Dataset items:
(begin)

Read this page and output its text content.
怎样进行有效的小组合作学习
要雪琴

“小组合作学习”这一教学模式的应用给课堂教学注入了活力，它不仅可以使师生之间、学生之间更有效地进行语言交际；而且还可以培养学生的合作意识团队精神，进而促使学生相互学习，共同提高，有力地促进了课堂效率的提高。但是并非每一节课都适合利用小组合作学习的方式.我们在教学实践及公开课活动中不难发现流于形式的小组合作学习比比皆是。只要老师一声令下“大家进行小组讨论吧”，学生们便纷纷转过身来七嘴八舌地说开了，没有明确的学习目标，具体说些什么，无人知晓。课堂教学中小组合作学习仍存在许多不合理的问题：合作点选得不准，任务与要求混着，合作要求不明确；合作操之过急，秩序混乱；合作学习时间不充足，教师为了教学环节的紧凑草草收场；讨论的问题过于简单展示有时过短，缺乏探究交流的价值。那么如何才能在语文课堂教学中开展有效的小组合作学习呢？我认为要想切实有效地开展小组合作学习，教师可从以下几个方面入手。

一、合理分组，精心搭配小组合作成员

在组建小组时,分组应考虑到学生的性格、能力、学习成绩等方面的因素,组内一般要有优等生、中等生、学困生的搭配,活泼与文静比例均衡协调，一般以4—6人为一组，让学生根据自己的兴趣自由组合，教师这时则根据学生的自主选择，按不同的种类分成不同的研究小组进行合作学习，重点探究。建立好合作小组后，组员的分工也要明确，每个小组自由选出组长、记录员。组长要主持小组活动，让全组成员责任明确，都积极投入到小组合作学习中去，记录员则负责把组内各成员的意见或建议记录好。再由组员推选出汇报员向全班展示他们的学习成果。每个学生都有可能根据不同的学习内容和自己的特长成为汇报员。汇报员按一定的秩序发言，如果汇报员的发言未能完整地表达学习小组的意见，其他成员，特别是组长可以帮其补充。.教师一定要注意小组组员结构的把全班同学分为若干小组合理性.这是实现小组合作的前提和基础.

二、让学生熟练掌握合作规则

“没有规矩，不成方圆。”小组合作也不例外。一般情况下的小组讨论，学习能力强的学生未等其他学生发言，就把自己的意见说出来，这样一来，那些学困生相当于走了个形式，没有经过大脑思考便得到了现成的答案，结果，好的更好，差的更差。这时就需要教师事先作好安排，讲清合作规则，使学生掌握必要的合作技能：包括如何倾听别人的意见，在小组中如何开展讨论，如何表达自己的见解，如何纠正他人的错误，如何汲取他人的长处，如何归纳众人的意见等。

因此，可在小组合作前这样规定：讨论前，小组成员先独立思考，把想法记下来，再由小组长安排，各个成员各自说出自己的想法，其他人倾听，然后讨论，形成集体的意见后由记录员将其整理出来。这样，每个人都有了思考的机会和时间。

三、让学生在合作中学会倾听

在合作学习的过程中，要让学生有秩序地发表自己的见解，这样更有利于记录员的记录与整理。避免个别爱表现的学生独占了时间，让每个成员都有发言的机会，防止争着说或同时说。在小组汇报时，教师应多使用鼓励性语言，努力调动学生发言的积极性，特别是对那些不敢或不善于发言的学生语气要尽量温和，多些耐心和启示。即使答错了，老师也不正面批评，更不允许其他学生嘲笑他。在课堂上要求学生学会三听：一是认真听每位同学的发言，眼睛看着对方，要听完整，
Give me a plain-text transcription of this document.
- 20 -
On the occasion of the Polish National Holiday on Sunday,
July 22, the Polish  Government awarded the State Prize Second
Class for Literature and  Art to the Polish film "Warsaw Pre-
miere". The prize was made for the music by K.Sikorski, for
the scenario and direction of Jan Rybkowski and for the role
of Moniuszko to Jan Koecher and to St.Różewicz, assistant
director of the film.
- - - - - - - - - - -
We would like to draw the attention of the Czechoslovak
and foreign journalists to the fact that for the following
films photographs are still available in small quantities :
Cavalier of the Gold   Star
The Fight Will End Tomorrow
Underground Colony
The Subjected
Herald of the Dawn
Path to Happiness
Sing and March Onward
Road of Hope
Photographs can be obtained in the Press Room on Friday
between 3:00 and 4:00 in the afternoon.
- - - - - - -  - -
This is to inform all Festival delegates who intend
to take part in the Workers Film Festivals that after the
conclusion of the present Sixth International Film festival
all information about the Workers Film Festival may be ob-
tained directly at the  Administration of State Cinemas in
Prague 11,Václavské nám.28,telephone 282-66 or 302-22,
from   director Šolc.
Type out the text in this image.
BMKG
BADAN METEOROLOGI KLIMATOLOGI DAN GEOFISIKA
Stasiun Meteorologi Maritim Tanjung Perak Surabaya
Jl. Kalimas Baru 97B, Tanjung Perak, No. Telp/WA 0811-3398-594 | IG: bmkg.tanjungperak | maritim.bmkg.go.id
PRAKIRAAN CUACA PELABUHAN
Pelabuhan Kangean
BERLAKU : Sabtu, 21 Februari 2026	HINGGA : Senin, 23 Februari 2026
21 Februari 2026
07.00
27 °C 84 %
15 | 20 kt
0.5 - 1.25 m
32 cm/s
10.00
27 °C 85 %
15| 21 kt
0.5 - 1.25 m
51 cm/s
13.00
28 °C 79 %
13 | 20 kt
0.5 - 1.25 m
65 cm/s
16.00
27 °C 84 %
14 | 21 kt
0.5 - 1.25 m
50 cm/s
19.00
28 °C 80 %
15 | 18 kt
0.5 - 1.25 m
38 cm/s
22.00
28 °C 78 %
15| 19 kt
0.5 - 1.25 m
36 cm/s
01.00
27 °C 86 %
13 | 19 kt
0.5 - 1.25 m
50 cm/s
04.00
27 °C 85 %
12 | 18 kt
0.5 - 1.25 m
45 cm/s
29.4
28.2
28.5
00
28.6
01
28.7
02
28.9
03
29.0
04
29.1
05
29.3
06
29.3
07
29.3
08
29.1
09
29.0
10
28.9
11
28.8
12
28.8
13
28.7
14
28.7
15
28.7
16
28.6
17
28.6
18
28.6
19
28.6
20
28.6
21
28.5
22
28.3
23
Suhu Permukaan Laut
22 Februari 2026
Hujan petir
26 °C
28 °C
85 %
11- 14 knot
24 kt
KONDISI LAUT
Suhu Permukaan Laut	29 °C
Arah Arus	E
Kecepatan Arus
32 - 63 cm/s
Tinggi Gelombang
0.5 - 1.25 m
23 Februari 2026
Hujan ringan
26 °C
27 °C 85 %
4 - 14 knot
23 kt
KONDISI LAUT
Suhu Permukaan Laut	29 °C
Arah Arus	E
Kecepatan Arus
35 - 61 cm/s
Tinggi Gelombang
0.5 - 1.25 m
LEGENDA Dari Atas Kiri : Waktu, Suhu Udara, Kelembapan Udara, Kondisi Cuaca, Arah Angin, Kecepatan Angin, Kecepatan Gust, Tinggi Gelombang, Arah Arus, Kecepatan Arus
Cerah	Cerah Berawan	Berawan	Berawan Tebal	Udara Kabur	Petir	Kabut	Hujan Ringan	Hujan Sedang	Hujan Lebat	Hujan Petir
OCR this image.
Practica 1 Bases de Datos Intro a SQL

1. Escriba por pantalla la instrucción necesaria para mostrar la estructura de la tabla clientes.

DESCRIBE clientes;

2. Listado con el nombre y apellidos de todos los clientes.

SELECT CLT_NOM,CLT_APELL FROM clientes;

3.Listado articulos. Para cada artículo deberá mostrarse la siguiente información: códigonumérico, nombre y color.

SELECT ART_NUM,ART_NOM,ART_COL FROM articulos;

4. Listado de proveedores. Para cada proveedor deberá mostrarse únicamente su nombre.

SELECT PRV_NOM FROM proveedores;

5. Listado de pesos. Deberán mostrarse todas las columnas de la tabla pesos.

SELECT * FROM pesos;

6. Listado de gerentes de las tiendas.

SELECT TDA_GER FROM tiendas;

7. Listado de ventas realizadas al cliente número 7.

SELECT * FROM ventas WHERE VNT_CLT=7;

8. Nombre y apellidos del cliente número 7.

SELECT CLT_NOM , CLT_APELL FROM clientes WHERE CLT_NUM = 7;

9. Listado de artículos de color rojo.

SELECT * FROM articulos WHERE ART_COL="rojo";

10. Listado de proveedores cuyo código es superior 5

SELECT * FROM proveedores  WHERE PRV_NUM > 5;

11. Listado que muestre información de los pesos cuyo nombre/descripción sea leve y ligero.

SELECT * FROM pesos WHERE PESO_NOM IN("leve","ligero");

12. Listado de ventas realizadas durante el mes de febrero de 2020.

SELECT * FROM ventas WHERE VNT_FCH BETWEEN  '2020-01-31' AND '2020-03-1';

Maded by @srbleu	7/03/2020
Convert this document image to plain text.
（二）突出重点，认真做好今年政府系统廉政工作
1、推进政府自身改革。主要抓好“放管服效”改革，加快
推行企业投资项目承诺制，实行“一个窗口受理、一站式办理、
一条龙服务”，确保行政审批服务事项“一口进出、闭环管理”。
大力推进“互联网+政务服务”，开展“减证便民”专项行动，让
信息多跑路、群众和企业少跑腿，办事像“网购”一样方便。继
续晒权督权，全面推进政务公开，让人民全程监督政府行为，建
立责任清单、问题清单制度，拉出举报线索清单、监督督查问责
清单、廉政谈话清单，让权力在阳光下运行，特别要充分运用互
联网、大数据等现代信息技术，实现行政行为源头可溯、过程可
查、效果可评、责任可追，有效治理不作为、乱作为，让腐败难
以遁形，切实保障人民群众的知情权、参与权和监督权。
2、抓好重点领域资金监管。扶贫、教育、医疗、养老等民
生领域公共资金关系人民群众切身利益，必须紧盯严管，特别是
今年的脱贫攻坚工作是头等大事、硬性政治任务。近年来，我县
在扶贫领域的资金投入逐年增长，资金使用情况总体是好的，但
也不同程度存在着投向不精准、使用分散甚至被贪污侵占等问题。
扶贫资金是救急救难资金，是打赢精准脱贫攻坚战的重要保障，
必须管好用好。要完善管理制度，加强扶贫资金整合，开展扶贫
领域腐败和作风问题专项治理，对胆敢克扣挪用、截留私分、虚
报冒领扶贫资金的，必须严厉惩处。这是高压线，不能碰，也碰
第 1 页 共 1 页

(end)

Do this:
Select all lines in the listing above where the word "Udara" appears, and show them.

Answer to this problem:
LEGENDA Dari Atas Kiri : Waktu, Suhu Udara, Kelembapan Udara, Kondisi Cuaca, Arah Angin, Kecepatan Angin, Kecepatan Gust, Tinggi Gelombang, Arah Arus, Kecepatan Arus
Cerah	Cerah Berawan	Berawan	Berawan Tebal	Udara Kabur	Petir	Kabut	Hujan Ringan	Hujan Sedang	Hujan Lebat	Hujan Petir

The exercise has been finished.